What is expected>
Among the records below, find each line that includes the string "believe" and copy it.

————

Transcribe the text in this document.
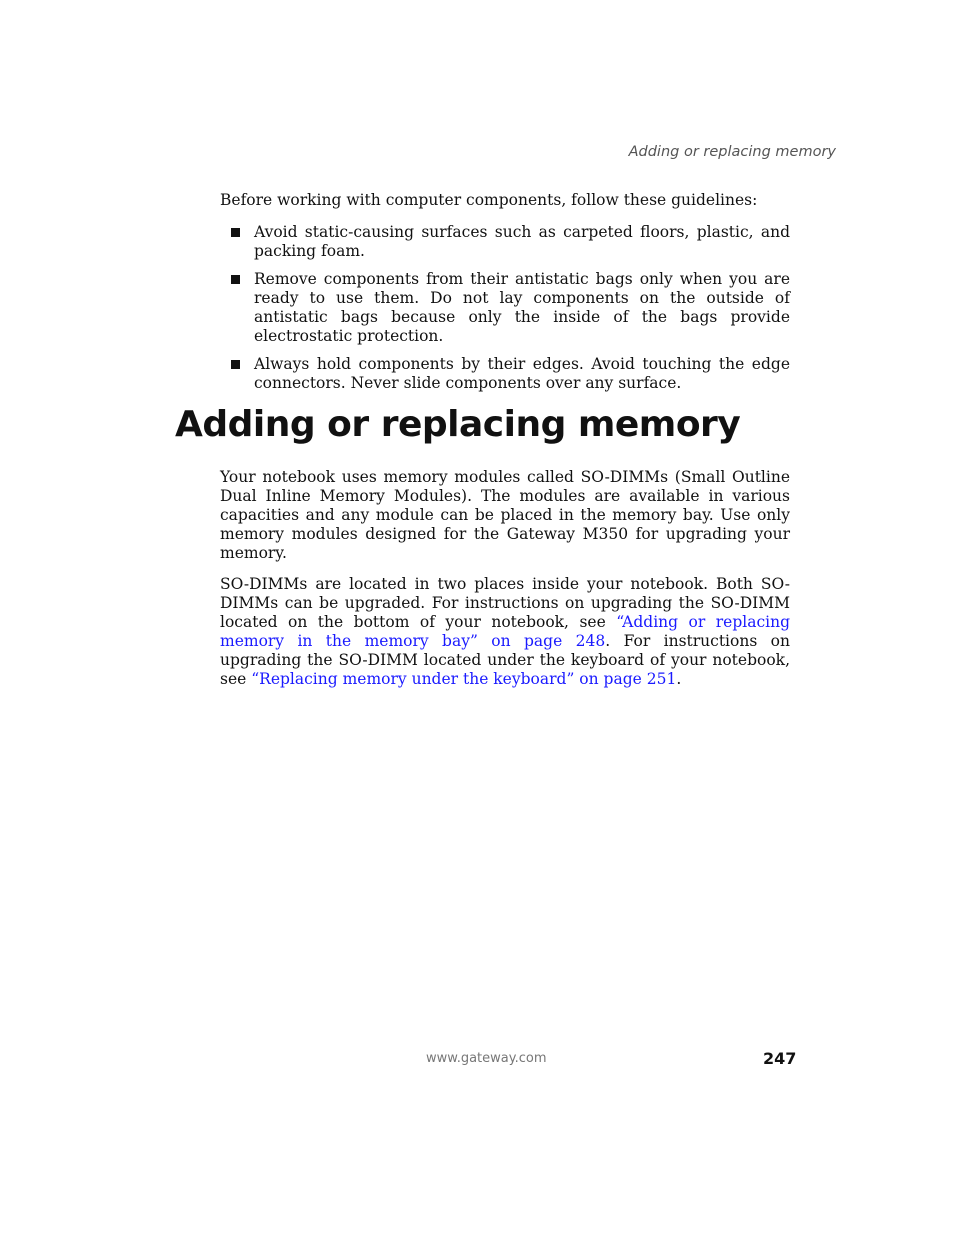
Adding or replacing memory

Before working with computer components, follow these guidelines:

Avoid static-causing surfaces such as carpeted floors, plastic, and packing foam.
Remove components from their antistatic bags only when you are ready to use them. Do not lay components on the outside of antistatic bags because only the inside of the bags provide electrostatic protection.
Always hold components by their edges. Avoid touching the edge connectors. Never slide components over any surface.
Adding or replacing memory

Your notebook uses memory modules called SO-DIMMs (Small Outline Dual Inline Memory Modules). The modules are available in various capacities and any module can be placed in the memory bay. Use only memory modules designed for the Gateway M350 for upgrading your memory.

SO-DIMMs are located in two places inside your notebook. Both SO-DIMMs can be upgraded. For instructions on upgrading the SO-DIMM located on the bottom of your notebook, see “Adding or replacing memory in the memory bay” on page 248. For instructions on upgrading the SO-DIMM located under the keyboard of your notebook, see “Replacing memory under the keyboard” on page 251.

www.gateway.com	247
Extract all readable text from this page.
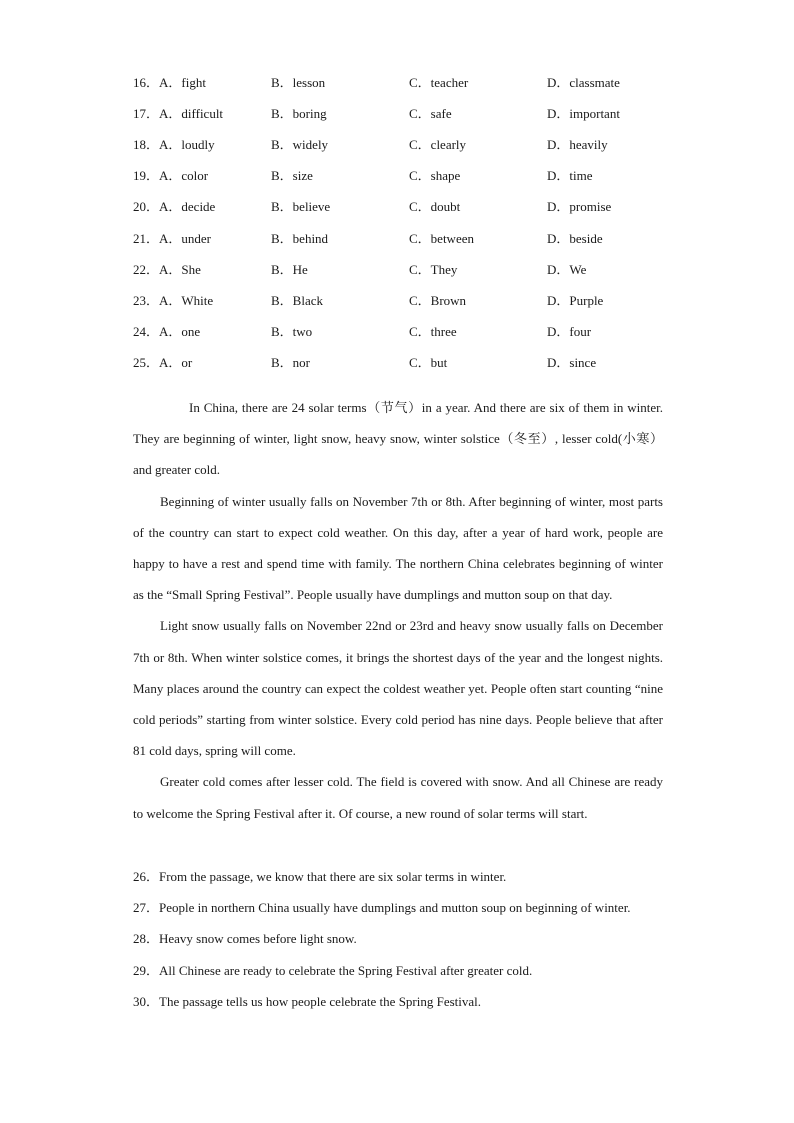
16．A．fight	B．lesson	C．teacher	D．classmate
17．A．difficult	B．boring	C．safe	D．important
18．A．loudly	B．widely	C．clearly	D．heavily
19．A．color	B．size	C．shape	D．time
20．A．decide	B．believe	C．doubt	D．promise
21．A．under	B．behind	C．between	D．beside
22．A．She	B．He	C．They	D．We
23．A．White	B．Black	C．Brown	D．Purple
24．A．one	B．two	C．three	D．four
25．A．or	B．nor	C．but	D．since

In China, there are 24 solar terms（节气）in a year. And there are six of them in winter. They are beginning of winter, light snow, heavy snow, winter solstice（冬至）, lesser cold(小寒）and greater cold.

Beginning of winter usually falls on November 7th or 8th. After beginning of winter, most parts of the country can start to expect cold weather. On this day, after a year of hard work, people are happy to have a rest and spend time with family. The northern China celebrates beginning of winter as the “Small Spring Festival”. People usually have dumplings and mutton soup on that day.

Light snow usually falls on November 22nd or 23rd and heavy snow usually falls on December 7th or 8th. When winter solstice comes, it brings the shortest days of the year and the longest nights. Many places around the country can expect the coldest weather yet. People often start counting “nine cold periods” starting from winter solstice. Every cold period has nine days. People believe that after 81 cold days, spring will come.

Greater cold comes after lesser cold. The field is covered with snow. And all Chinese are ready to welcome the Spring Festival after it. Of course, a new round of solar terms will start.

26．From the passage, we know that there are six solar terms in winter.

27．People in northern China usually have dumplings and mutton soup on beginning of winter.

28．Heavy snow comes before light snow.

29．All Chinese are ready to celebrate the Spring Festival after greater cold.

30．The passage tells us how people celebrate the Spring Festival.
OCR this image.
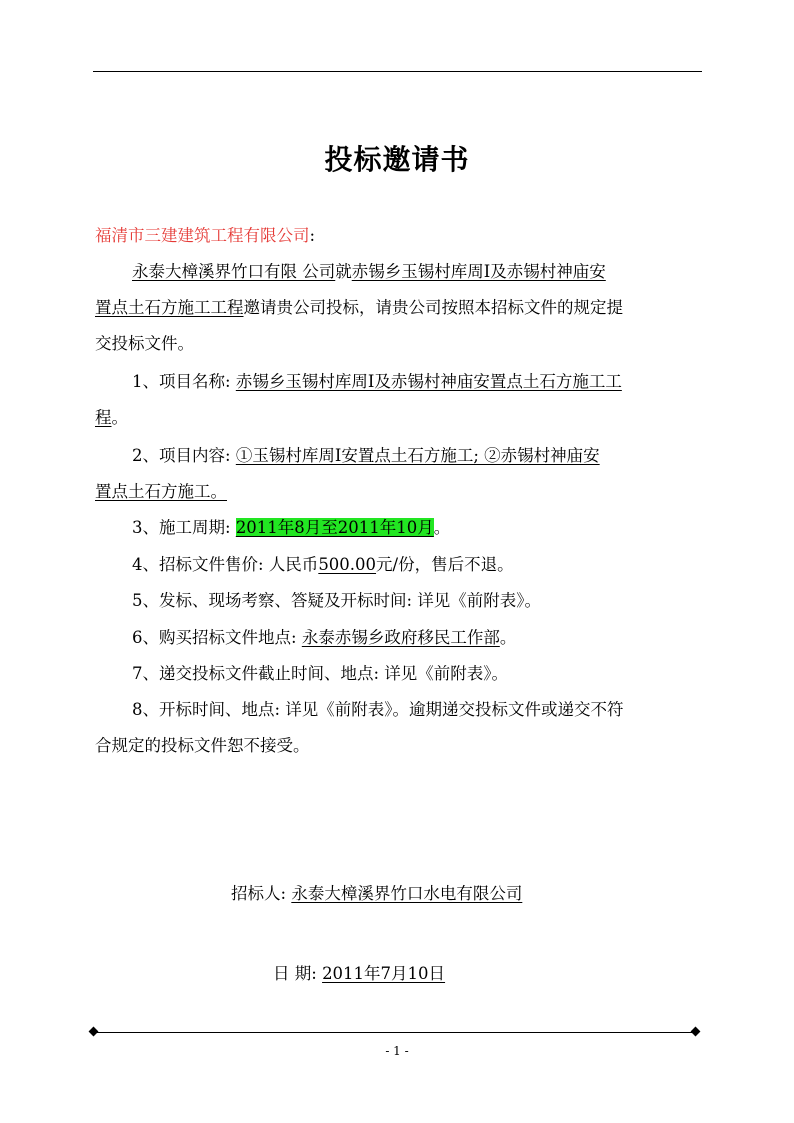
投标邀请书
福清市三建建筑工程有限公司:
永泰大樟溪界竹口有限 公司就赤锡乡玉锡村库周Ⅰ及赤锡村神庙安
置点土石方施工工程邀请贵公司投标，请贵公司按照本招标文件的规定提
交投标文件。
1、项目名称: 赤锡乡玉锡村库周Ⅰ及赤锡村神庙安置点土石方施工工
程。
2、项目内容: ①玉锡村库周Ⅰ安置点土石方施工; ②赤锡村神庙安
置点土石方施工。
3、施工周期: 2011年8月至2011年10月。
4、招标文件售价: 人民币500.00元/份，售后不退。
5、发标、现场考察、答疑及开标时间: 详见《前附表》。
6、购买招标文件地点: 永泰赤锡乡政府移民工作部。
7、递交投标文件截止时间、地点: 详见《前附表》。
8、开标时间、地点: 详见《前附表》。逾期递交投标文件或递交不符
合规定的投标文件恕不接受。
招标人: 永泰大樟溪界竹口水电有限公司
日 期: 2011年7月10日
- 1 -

————

Solution for this task>
20．A．decide	B．believe	C．doubt	D．promise
Light snow usually falls on November 22nd or 23rd and heavy snow usually falls on December 7th or 8th. When winter solstice comes, it brings the shortest days of the year and the longest nights. Many places around the country can expect the coldest weather yet. People often start counting “nine cold periods” starting from winter solstice. Every cold period has nine days. People believe that after 81 cold days, spring will come.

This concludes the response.